Excerpt to read.

# # # # #

Visible G20 flops but what you missed is brilliant.



Posturing and politicking for home audiences among the developed wealthy 38 nations of the world is all that came out of the mainstream media coverage of the G20 Summit in Osaka, Japan. That’s accurate reporting. But there is also plenty of gold from the scattered experts’ workshops operating in relative obscurity.

Despite the on-point agenda set out by presiding G20 President Shinzo Abe, the focus in mainstream media has been on conflict and on Donald Trump’s accelerating change agenda. In a separate article, FPM.news talks specifics about Abe’s ‘smart plastics‘ ideas and climate change. There’s more than what meets the eye to this year’s G20.


by Micheal John


Osaka, Japan. Clean, beautiful and efficient. Osaka, Japan. Clean, beautiful and efficient.
Photo Credit: G20 Organization – Photo Art: Rosa Yamamoto FPM.news

 

Notwithstanding Twitter chatter, this year’s G20 did assemble real experts to talk about smart plastics (governments should not ban plastics, but do what they promised and recycle); women’s increasing roles in the economy (gender equality can add 25 trillion to the global economy and enhance human development); and most importantly, Climate Change.

# # # # #

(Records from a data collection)

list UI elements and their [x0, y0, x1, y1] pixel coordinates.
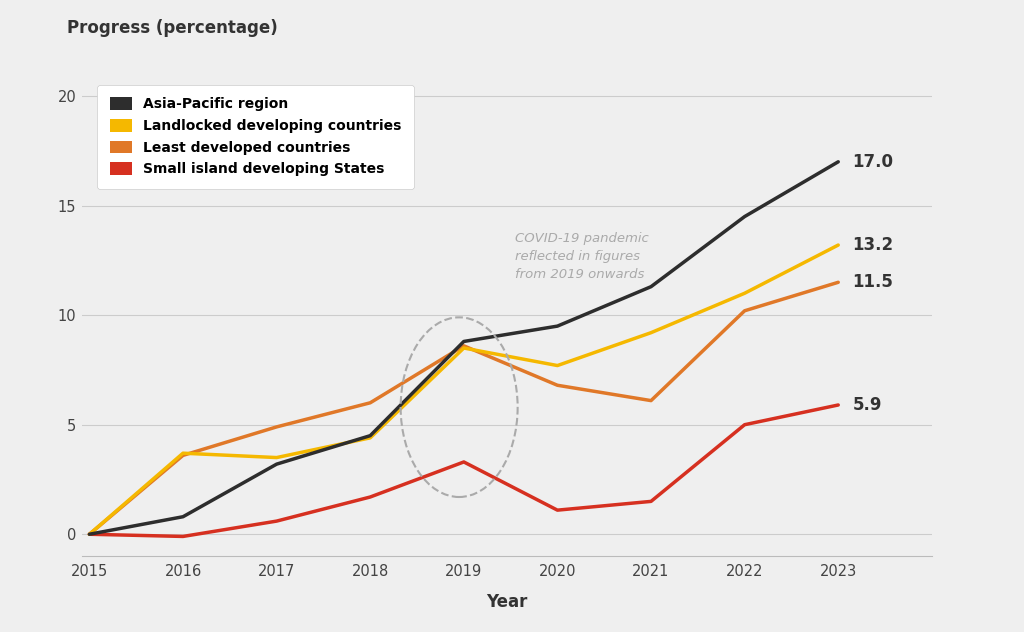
- Text: 11.5: 11.5: [852, 273, 893, 291]
- Text: 13.2: 13.2: [852, 236, 893, 254]
- Text: 17.0: 17.0: [852, 153, 893, 171]
- Text: Progress (percentage): Progress (percentage): [67, 19, 278, 37]
- Legend: Asia-Pacific region, Landlocked developing countries, Least developed countries,: Asia-Pacific region, Landlocked developi…: [97, 85, 414, 189]
- Text: COVID-19 pandemic
reflected in figures
from 2019 onwards: COVID-19 pandemic reflected in figures f…: [515, 232, 649, 281]
- Text: 5.9: 5.9: [852, 396, 882, 414]
- X-axis label: Year: Year: [486, 593, 527, 611]
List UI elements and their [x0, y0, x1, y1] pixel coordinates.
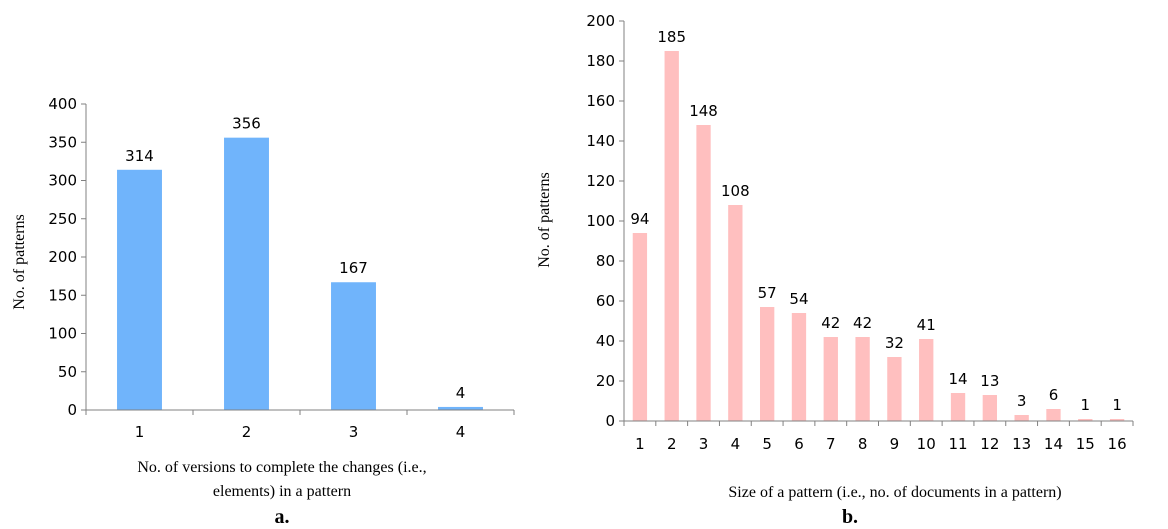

# # # # #

Aim A. According to the G20 article, in which city was the summit held?
Aim B. Copy the passage in the G20 article from "Posturing and politicking" up to and including "in relative obscurity.".
Aim C. Write what comes next in the G20 article, starting after its final sentence.

Expected answer A. Osaka, Japan.

Expected answer B.
Posturing and politicking for home audiences among the developed wealthy 38 nations of the world is all that came out of the mainstream media coverage of the G20 Summit in Osaka, Japan. That’s accurate reporting. But there is also plenty of gold from the scattered experts’ workshops operating in relative obscurity.

Expected answer C.
The one in the white, Mohammad bin Salman (MBS) is a murderer and international criminal. Photo Credit: G20 Org – Photo Art: Rosa Yamamoto FPM.news

Hypocrites

Having Ivanka Trump lead the G20’s token and charade-ish agenda on woman’s rights and gender equality is like having Mohammad bin Salman speaking on safety for journalists and the woes of public beheadings. Trump policies have set women’s rights and gender equality, backwards, three decades.

 

Maybe the worst group of leaders in all history?

Two things stand out about the G20 leadership. Look at the people in the above picture. Ask yourself:

  1. How many are accused of serious human rights violations like the bombing of children in Yemen?
  2. How many women leaders have been elected in this global patriarch?
  3. How many of these leaders are abusive authoritarians thus forgiving, through familiarity, of each others’ abuses?
  4. How many are benevolent leaders versus kleptocrats.
  5. How many are renown for violence and abuses.


Apart from Emmanuel Macron, other EU leaders, and Justin Trudeau plus the host,
G20 President Shinzo Abe, other leaders attending the G20 pomp and pageantry showed no proclivity toward intellectual honesty about the state of the world.

 The rest of the leaders should pay their own costs and return their salaries to their publics.

Trump and other Despots Stole the ‘Show’

Vladimir Putin thinks that the world’s woes, including climate change apparently, are all about “Liberalism“, but he doesn’t define liberalism except to say it is “antiquity”.

Donald Trump says the world’s problems are caused by Democrats (another way of saying “Liberals”) led by Liberal(?) Nancy Patricia Pelosi, whom he favours as a potential ‘better mother’ in his troubled quest for affirmation.

Donald Trump is totally infatuated with Nancy Pelosi. Ok, who isn’t, but Trump is madly in love with this Joan-of-Arc in a democrat suit of armour (made of intelligence which defeats Trump every time).

This is understandable for the woman Pelosi has the wisdom of Yoda and the firebrand of Joan of Arc.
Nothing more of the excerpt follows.